Exercise instructions: Set down every entry word for word. Omit the pictures.

----------

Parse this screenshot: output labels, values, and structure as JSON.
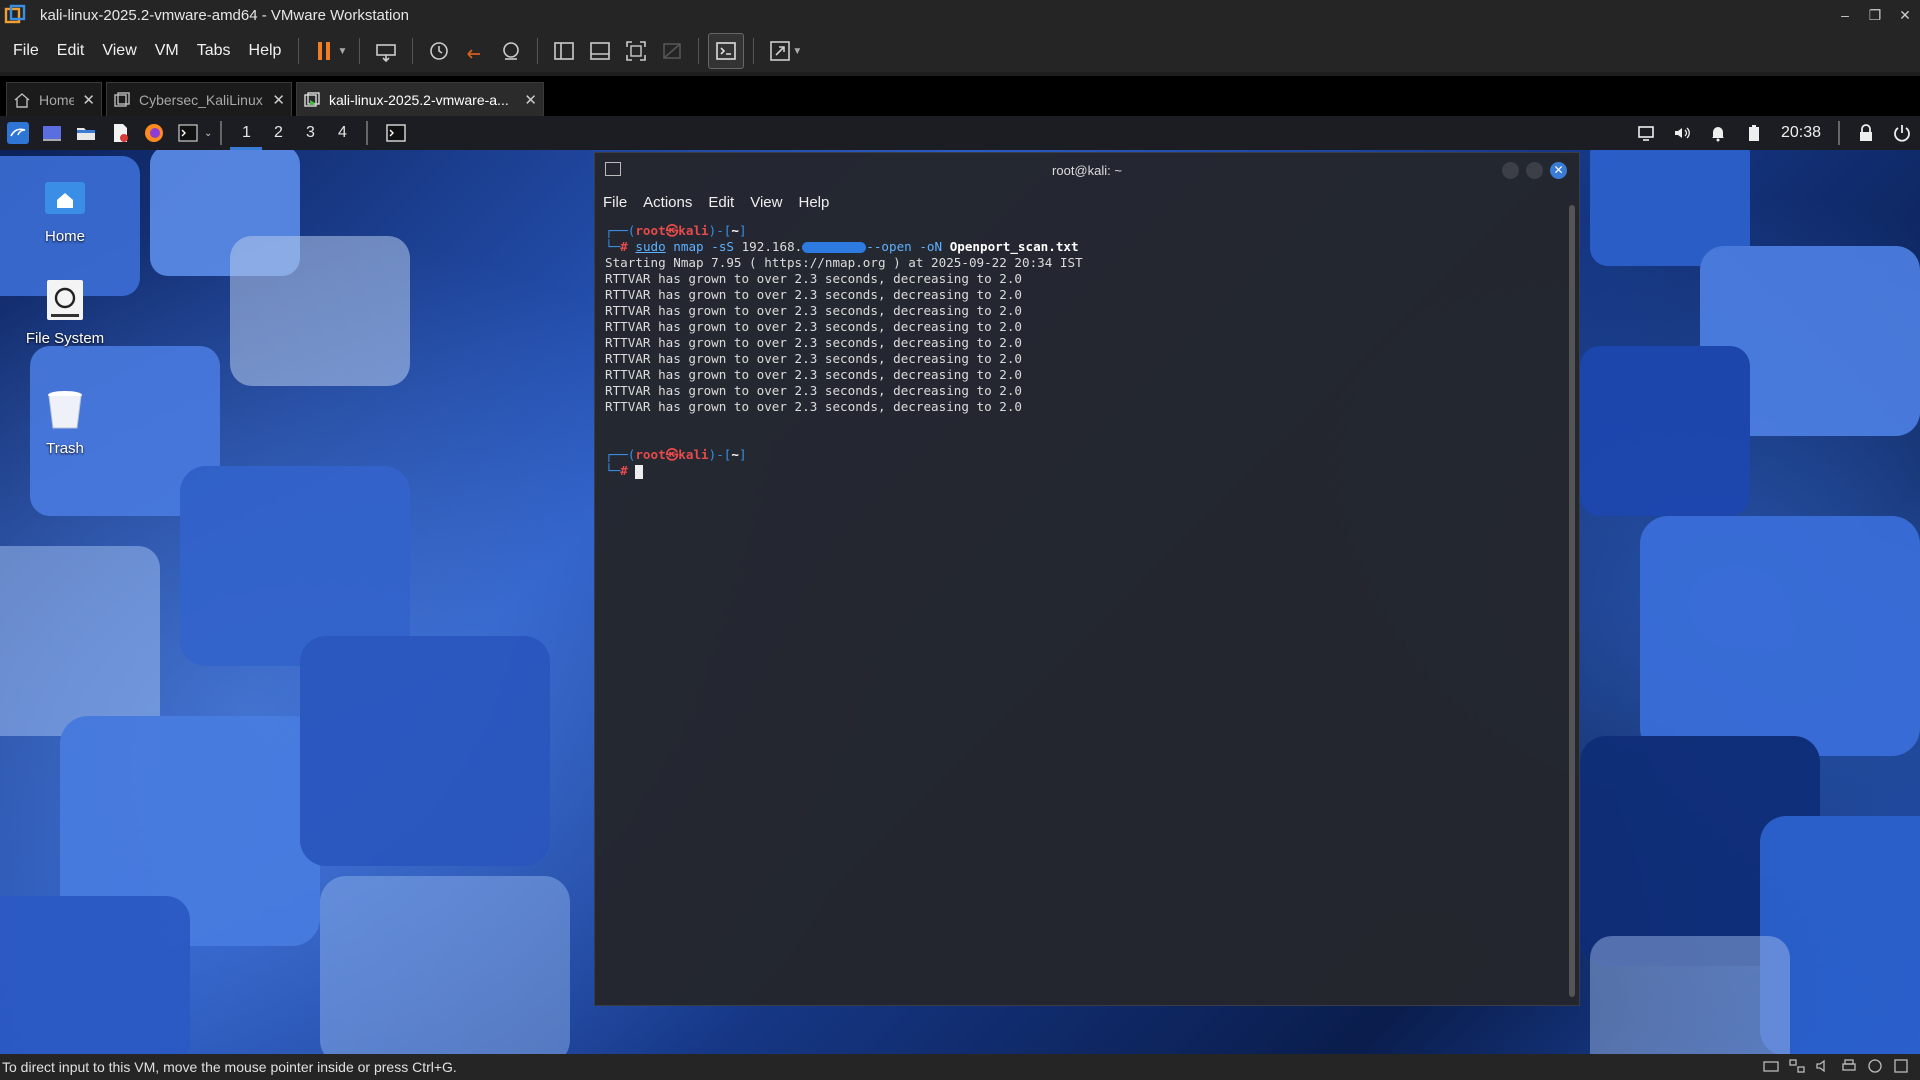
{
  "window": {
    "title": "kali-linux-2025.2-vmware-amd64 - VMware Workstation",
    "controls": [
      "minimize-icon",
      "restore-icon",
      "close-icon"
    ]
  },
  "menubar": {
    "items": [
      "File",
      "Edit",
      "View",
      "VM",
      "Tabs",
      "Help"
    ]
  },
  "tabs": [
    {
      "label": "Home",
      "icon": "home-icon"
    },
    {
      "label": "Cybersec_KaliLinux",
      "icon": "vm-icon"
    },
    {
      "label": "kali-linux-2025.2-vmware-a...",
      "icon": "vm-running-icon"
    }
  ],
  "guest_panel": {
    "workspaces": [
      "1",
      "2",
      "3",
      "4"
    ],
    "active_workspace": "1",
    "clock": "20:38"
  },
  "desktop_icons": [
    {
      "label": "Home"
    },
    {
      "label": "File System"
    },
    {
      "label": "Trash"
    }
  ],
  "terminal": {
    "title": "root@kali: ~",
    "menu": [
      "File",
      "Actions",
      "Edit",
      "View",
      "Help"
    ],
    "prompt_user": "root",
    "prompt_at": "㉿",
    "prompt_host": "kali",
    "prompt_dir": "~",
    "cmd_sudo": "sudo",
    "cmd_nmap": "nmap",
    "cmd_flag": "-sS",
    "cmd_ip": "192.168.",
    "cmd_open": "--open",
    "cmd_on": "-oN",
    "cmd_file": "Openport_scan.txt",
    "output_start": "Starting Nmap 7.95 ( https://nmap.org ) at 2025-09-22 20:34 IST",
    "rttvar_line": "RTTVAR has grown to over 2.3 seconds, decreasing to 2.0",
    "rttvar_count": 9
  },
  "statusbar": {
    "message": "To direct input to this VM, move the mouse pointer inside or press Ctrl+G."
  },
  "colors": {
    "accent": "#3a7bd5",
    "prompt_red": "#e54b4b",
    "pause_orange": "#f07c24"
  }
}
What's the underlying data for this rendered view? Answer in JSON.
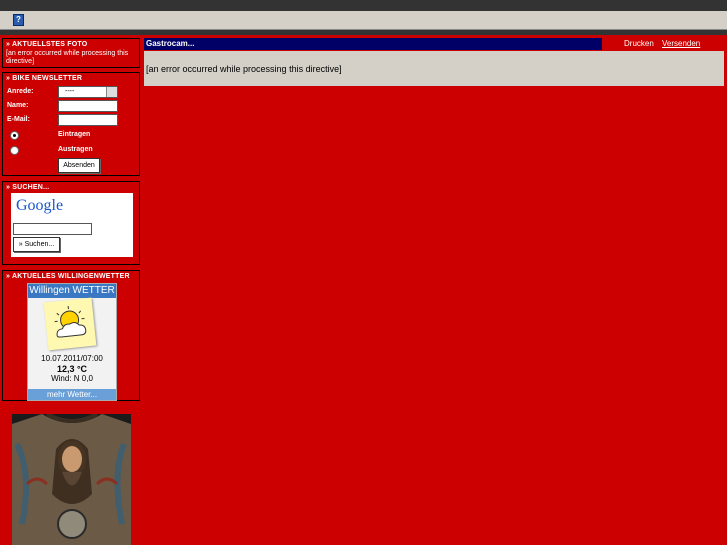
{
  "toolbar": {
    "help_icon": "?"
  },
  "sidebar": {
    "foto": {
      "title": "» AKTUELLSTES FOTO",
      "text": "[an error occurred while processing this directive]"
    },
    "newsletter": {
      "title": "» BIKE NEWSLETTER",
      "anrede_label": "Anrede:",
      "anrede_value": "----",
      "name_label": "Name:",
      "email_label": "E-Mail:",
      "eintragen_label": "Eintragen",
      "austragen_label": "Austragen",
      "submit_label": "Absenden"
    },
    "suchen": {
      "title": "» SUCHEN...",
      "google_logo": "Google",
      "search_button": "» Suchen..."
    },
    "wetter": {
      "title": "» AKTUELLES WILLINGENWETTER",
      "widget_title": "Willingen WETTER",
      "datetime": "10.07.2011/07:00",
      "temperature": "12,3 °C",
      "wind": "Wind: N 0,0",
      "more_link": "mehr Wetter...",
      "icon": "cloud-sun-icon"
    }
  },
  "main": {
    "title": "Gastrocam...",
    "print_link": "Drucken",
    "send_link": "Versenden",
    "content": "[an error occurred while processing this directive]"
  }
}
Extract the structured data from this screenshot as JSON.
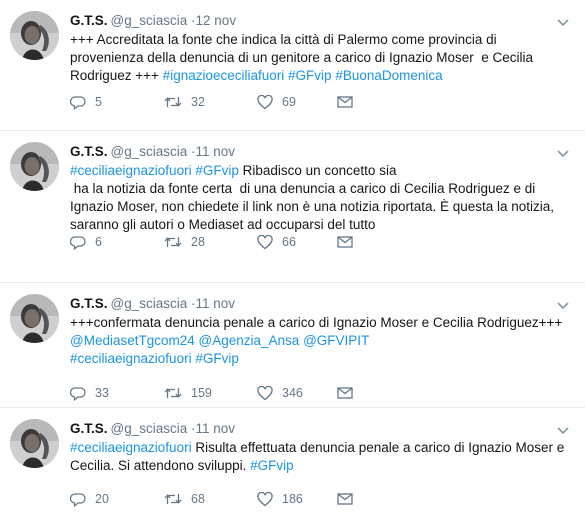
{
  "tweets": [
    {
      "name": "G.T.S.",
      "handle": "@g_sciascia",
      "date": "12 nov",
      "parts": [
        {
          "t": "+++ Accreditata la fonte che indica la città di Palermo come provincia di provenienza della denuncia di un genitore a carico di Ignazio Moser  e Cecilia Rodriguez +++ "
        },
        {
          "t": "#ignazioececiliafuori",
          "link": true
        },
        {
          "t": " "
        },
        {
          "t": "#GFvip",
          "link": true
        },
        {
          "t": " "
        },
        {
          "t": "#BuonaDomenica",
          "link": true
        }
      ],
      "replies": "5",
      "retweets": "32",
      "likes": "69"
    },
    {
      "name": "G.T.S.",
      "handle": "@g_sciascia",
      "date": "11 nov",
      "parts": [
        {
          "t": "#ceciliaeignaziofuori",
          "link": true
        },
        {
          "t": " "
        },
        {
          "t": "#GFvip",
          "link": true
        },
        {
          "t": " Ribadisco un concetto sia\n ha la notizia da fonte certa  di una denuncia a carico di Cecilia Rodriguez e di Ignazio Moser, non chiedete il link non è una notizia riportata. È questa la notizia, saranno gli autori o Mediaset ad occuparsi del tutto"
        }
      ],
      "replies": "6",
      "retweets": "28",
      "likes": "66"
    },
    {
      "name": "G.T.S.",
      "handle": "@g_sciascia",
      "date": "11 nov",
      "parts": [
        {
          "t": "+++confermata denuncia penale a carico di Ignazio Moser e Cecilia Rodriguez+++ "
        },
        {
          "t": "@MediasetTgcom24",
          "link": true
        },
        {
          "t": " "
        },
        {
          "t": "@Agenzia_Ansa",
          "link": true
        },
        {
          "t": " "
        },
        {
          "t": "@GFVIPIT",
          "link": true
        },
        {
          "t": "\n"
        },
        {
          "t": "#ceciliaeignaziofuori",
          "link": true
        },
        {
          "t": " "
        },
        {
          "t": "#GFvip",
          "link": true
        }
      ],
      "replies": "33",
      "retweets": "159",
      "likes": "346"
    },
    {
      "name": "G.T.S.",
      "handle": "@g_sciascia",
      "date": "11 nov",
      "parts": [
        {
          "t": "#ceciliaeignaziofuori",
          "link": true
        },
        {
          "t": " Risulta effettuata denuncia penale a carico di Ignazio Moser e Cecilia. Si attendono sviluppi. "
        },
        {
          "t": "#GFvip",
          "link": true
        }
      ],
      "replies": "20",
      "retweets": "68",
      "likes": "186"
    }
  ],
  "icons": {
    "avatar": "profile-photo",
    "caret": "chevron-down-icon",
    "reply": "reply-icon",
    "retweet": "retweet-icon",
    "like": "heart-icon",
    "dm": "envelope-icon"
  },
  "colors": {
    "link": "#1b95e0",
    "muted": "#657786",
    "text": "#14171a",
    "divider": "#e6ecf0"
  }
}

----------

The response:
Parse this screenshot: output labels, values, and structure as JSON.
{
  "window": {
    "title": "kali-linux-2025.2-vmware-amd64 - VMware Workstation",
    "controls": [
      "minimize-icon",
      "restore-icon",
      "close-icon"
    ]
  },
  "menubar": {
    "items": [
      "File",
      "Edit",
      "View",
      "VM",
      "Tabs",
      "Help"
    ]
  },
  "tabs": [
    {
      "label": "Home",
      "icon": "home-icon"
    },
    {
      "label": "Cybersec_KaliLinux",
      "icon": "vm-icon"
    },
    {
      "label": "kali-linux-2025.2-vmware-a...",
      "icon": "vm-running-icon"
    }
  ],
  "guest_panel": {
    "workspaces": [
      "1",
      "2",
      "3",
      "4"
    ],
    "active_workspace": "1",
    "clock": "20:38"
  },
  "desktop_icons": [
    {
      "label": "Home"
    },
    {
      "label": "File System"
    },
    {
      "label": "Trash"
    }
  ],
  "terminal": {
    "title": "root@kali: ~",
    "menu": [
      "File",
      "Actions",
      "Edit",
      "View",
      "Help"
    ],
    "prompt_user": "root",
    "prompt_at": "㉿",
    "prompt_host": "kali",
    "prompt_dir": "~",
    "cmd_sudo": "sudo",
    "cmd_nmap": "nmap",
    "cmd_flag": "-sS",
    "cmd_ip": "192.168.",
    "cmd_open": "--open",
    "cmd_on": "-oN",
    "cmd_file": "Openport_scan.txt",
    "output_start": "Starting Nmap 7.95 ( https://nmap.org ) at 2025-09-22 20:34 IST",
    "rttvar_line": "RTTVAR has grown to over 2.3 seconds, decreasing to 2.0",
    "rttvar_count": 9
  },
  "statusbar": {
    "message": "To direct input to this VM, move the mouse pointer inside or press Ctrl+G."
  },
  "colors": {
    "accent": "#3a7bd5",
    "prompt_red": "#e54b4b",
    "pause_orange": "#f07c24"
  }
}
What's the underlying data for this rendered view? Answer in JSON.
{
  "toolbar": {
    "help_icon": "?"
  },
  "sidebar": {
    "foto": {
      "title": "» AKTUELLSTES FOTO",
      "text": "[an error occurred while processing this directive]"
    },
    "newsletter": {
      "title": "» BIKE NEWSLETTER",
      "anrede_label": "Anrede:",
      "anrede_value": "----",
      "name_label": "Name:",
      "email_label": "E-Mail:",
      "eintragen_label": "Eintragen",
      "austragen_label": "Austragen",
      "submit_label": "Absenden"
    },
    "suchen": {
      "title": "» SUCHEN...",
      "google_logo": "Google",
      "search_button": "» Suchen..."
    },
    "wetter": {
      "title": "» AKTUELLES WILLINGENWETTER",
      "widget_title": "Willingen WETTER",
      "datetime": "10.07.2011/07:00",
      "temperature": "12,3 °C",
      "wind": "Wind: N 0,0",
      "more_link": "mehr Wetter...",
      "icon": "cloud-sun-icon"
    }
  },
  "main": {
    "title": "Gastrocam...",
    "print_link": "Drucken",
    "send_link": "Versenden",
    "content": "[an error occurred while processing this directive]"
  }
}
Extract the structured data from this screenshot as JSON.
{
  "tweets": [
    {
      "name": "G.T.S.",
      "handle": "@g_sciascia",
      "date": "12 nov",
      "parts": [
        {
          "t": "+++ Accreditata la fonte che indica la città di Palermo come provincia di provenienza della denuncia di un genitore a carico di Ignazio Moser  e Cecilia Rodriguez +++ "
        },
        {
          "t": "#ignazioececiliafuori",
          "link": true
        },
        {
          "t": " "
        },
        {
          "t": "#GFvip",
          "link": true
        },
        {
          "t": " "
        },
        {
          "t": "#BuonaDomenica",
          "link": true
        }
      ],
      "replies": "5",
      "retweets": "32",
      "likes": "69"
    },
    {
      "name": "G.T.S.",
      "handle": "@g_sciascia",
      "date": "11 nov",
      "parts": [
        {
          "t": "#ceciliaeignaziofuori",
          "link": true
        },
        {
          "t": " "
        },
        {
          "t": "#GFvip",
          "link": true
        },
        {
          "t": " Ribadisco un concetto sia\n ha la notizia da fonte certa  di una denuncia a carico di Cecilia Rodriguez e di Ignazio Moser, non chiedete il link non è una notizia riportata. È questa la notizia, saranno gli autori o Mediaset ad occuparsi del tutto"
        }
      ],
      "replies": "6",
      "retweets": "28",
      "likes": "66"
    },
    {
      "name": "G.T.S.",
      "handle": "@g_sciascia",
      "date": "11 nov",
      "parts": [
        {
          "t": "+++confermata denuncia penale a carico di Ignazio Moser e Cecilia Rodriguez+++ "
        },
        {
          "t": "@MediasetTgcom24",
          "link": true
        },
        {
          "t": " "
        },
        {
          "t": "@Agenzia_Ansa",
          "link": true
        },
        {
          "t": " "
        },
        {
          "t": "@GFVIPIT",
          "link": true
        },
        {
          "t": "\n"
        },
        {
          "t": "#ceciliaeignaziofuori",
          "link": true
        },
        {
          "t": " "
        },
        {
          "t": "#GFvip",
          "link": true
        }
      ],
      "replies": "33",
      "retweets": "159",
      "likes": "346"
    },
    {
      "name": "G.T.S.",
      "handle": "@g_sciascia",
      "date": "11 nov",
      "parts": [
        {
          "t": "#ceciliaeignaziofuori",
          "link": true
        },
        {
          "t": " Risulta effettuata denuncia penale a carico di Ignazio Moser e Cecilia. Si attendono sviluppi. "
        },
        {
          "t": "#GFvip",
          "link": true
        }
      ],
      "replies": "20",
      "retweets": "68",
      "likes": "186"
    }
  ],
  "icons": {
    "avatar": "profile-photo",
    "caret": "chevron-down-icon",
    "reply": "reply-icon",
    "retweet": "retweet-icon",
    "like": "heart-icon",
    "dm": "envelope-icon"
  },
  "colors": {
    "link": "#1b95e0",
    "muted": "#657786",
    "text": "#14171a",
    "divider": "#e6ecf0"
  }
}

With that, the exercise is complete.